LISTED ENTRIES:
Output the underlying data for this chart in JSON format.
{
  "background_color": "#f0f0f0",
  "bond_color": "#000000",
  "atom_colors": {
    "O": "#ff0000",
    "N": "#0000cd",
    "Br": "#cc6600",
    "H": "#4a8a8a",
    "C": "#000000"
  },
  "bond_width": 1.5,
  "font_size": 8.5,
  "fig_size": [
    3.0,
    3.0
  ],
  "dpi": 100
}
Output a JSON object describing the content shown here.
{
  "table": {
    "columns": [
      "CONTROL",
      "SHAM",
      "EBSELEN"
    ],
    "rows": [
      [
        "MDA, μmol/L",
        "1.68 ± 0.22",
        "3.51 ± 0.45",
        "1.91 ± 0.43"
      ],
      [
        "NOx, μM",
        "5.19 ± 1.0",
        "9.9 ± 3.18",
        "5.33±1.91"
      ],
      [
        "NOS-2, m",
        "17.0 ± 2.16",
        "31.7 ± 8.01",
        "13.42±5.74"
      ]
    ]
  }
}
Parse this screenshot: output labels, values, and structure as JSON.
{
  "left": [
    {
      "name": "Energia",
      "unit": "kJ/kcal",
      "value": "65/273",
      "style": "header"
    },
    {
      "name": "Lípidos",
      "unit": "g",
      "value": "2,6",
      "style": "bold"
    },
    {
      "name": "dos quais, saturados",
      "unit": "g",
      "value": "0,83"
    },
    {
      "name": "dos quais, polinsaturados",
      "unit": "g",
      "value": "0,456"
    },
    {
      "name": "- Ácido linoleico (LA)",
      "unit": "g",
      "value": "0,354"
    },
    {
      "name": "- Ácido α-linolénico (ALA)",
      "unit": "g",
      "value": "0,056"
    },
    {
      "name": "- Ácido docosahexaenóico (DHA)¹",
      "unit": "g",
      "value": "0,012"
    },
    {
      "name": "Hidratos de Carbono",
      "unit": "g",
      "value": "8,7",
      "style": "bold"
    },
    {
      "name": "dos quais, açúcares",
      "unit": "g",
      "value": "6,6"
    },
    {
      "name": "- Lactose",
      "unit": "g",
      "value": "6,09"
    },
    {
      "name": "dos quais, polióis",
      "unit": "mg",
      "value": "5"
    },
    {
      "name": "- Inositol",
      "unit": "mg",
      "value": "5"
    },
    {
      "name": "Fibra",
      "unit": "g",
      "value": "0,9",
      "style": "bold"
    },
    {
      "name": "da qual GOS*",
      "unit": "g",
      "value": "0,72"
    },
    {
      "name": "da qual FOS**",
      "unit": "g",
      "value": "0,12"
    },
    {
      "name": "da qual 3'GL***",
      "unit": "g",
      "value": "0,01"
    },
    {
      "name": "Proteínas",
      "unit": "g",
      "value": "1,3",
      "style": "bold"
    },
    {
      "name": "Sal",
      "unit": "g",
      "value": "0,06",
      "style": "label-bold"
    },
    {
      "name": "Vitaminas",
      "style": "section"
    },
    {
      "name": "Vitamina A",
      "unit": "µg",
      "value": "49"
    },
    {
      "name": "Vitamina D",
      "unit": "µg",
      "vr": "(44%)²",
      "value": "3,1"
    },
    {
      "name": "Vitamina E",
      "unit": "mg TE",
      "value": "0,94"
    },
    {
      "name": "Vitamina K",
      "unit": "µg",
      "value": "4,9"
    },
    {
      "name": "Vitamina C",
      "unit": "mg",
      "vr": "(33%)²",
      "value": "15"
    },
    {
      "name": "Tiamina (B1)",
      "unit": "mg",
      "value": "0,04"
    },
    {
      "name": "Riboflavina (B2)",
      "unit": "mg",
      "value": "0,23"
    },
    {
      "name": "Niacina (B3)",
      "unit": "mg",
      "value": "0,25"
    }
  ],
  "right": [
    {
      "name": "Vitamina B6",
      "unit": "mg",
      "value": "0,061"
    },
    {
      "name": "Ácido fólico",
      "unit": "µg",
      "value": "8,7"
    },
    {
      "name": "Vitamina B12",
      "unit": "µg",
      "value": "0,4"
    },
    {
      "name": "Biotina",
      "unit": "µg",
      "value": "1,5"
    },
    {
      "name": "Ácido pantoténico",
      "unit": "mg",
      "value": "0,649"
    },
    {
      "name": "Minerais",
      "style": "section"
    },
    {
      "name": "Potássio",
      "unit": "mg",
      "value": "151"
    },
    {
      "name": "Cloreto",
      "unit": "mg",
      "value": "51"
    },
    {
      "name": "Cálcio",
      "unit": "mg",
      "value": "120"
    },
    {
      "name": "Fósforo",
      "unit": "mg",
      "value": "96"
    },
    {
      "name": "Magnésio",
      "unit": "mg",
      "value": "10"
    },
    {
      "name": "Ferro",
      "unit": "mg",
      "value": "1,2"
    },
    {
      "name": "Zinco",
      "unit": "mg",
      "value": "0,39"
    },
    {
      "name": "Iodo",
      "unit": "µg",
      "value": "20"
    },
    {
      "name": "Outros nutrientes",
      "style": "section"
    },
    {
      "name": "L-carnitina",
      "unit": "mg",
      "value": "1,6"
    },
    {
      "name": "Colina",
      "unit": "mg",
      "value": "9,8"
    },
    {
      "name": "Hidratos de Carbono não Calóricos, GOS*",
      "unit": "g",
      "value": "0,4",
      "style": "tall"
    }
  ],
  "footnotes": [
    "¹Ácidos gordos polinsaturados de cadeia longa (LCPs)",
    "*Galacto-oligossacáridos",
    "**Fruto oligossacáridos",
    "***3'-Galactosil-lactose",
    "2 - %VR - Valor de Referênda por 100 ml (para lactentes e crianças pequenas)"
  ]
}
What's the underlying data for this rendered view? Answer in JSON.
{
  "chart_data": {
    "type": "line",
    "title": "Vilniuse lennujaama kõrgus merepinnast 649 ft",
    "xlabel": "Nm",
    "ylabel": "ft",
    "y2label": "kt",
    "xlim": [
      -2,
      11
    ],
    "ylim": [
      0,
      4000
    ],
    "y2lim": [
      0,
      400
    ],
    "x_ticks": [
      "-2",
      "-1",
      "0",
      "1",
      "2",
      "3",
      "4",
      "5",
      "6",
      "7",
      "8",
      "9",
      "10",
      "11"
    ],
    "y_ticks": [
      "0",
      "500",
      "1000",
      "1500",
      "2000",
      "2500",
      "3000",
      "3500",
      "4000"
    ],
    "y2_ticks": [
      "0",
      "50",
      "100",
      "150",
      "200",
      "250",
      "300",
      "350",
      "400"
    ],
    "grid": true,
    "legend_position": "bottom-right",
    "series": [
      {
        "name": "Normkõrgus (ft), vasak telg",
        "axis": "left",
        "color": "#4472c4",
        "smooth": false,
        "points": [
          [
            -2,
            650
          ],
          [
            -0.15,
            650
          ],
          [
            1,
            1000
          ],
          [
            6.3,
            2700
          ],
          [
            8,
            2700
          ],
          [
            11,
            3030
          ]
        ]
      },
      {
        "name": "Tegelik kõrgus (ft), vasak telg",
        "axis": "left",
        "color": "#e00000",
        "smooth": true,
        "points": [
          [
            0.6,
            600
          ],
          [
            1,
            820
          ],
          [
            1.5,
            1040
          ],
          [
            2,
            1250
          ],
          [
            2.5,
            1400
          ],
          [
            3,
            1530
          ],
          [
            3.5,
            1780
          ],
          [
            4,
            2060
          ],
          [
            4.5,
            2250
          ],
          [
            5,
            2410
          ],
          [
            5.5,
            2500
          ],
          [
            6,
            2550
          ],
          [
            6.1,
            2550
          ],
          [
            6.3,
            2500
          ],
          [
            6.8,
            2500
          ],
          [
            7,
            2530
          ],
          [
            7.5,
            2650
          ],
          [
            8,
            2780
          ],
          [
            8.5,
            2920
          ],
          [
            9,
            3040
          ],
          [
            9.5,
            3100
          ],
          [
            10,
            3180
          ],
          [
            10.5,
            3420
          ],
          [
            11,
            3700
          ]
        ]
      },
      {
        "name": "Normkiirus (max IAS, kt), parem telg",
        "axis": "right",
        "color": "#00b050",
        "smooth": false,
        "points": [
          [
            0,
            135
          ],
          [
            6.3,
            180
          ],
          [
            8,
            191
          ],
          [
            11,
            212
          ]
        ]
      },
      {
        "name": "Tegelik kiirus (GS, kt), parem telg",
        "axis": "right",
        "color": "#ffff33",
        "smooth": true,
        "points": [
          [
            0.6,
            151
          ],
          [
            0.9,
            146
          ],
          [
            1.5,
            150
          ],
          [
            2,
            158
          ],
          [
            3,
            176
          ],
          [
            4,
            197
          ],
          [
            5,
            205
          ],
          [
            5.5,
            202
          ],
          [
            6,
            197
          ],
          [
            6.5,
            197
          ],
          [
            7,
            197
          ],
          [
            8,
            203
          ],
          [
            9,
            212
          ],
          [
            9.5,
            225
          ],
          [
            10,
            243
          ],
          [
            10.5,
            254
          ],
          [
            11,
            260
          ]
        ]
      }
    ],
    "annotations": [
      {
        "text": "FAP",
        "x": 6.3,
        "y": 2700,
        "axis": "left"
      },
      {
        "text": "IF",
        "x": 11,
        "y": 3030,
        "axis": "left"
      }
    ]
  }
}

GIVEN TASK: Read through the entries and copy each line in which "quais" appears.

EXERCISE OUTPUT:
      "name": "dos quais, saturados",
      "name": "dos quais, polinsaturados",
      "name": "dos quais, açúcares",
      "name": "dos quais, polióis",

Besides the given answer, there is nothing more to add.